#### Exercise objective
Copy out each line in the material below that has the word "Beau".
** START Supplied records **
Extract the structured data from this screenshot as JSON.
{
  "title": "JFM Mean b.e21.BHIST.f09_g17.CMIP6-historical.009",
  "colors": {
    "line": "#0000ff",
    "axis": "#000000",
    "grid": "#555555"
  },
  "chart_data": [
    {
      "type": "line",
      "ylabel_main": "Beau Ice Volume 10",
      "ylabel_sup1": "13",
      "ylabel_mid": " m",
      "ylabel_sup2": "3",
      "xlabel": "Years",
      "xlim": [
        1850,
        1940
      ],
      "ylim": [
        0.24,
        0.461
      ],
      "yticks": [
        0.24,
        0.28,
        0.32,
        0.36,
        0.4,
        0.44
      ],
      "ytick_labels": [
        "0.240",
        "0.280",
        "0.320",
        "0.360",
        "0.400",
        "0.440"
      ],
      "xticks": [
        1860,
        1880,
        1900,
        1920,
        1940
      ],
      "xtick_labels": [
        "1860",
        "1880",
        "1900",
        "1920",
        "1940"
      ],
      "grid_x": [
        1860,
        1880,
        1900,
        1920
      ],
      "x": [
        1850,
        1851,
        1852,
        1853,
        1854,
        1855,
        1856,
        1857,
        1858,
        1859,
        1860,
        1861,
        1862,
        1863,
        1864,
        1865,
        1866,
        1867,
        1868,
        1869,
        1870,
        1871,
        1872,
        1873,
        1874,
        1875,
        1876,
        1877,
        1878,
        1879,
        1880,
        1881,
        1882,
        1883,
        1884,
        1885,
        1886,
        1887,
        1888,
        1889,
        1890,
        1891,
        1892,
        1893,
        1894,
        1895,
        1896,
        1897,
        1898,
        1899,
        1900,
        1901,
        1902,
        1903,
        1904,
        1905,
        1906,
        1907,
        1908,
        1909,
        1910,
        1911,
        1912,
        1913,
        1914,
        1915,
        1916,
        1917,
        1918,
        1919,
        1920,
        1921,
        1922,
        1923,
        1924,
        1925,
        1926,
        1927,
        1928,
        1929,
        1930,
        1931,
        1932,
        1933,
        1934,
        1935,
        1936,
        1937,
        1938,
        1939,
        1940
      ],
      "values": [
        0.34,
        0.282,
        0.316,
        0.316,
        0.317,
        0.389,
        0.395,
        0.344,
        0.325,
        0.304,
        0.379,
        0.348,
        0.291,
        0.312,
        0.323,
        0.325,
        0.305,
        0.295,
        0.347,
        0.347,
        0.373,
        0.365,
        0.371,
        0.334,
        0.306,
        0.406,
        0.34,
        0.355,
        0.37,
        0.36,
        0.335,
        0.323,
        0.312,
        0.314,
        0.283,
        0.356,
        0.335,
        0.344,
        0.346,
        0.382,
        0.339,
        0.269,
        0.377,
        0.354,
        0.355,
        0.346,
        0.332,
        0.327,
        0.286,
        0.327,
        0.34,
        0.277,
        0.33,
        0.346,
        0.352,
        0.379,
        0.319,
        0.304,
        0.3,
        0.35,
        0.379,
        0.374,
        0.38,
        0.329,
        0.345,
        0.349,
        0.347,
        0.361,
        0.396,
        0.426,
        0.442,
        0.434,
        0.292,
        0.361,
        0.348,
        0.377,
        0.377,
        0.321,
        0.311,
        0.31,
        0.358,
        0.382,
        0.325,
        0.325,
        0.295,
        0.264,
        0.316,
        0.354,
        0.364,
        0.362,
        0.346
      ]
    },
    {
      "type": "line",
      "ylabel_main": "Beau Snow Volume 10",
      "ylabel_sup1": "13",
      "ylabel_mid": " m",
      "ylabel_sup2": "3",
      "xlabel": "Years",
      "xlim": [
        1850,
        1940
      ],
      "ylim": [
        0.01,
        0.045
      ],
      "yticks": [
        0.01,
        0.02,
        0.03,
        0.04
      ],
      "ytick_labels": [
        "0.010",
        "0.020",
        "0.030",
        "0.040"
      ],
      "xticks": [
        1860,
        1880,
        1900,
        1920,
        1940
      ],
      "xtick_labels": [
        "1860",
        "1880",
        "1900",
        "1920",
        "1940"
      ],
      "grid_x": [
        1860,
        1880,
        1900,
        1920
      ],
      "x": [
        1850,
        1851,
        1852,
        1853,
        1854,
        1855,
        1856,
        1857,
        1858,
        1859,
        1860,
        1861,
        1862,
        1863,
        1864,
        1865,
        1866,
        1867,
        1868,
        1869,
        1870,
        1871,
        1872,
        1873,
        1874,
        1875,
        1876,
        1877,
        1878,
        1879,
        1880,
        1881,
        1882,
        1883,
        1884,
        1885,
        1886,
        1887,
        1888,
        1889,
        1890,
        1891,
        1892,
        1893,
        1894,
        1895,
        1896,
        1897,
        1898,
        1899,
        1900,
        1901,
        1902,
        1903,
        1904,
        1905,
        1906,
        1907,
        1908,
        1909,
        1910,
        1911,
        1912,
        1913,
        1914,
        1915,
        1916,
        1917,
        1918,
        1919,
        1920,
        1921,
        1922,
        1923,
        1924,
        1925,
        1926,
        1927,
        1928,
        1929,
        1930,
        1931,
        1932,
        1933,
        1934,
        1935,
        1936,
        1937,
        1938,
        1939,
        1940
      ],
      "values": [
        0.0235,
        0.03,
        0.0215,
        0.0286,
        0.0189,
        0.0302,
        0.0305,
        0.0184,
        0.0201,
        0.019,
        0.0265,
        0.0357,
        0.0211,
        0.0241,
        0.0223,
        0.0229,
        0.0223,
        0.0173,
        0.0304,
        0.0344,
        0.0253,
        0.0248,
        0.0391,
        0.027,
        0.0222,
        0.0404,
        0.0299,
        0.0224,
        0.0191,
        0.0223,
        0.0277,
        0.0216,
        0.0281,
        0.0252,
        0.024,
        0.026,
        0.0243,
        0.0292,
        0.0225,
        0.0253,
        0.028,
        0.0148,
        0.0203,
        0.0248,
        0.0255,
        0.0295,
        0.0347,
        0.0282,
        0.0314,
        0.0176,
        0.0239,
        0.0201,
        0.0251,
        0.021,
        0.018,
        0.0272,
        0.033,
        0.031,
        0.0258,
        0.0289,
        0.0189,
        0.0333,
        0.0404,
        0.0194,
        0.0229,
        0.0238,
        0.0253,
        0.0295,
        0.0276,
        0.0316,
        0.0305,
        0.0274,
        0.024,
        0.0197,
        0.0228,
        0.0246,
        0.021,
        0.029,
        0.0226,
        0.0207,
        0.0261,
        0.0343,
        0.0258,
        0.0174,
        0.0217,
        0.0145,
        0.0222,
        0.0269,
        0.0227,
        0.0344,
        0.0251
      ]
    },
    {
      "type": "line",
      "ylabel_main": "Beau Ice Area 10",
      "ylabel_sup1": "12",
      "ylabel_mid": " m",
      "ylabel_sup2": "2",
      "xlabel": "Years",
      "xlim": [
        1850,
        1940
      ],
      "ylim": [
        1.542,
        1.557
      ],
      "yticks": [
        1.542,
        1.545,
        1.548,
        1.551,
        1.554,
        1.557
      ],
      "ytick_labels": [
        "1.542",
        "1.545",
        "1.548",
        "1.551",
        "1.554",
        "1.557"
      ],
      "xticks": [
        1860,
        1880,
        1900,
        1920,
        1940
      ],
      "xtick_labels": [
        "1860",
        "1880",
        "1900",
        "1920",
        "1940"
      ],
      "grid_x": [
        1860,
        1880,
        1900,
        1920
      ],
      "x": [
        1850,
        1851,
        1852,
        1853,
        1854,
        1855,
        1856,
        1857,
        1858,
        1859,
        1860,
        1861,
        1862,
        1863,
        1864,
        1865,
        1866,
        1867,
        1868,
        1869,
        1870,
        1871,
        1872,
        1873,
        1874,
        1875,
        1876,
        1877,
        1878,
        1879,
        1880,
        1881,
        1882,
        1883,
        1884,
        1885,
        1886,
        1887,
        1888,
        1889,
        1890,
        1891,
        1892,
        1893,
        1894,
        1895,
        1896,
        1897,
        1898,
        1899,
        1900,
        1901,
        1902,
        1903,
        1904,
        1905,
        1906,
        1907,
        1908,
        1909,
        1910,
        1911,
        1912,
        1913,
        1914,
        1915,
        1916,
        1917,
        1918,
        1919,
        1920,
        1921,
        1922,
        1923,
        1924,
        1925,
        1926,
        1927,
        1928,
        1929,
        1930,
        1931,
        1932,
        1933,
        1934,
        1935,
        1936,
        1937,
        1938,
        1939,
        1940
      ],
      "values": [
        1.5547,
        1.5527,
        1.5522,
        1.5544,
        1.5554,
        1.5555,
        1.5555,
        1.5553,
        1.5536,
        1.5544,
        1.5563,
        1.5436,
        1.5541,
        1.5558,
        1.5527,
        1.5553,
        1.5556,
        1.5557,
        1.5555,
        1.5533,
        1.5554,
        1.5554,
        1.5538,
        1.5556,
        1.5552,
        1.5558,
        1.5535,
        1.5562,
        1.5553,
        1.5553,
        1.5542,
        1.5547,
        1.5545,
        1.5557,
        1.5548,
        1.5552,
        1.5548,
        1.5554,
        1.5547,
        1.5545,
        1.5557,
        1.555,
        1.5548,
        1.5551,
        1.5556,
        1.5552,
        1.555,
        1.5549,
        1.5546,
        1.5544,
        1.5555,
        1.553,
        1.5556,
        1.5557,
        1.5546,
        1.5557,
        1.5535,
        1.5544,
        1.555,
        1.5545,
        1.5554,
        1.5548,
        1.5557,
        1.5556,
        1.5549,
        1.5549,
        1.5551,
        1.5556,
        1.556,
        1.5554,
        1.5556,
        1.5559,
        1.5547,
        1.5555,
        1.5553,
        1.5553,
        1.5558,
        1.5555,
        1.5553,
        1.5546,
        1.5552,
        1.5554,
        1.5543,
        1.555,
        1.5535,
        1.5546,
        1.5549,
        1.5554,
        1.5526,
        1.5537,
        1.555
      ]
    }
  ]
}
** END Supplied records **
#### Response to this task
      "ylabel_main": "Beau Ice Volume 10",
      "ylabel_main": "Beau Snow Volume 10",
      "ylabel_main": "Beau Ice Area 10",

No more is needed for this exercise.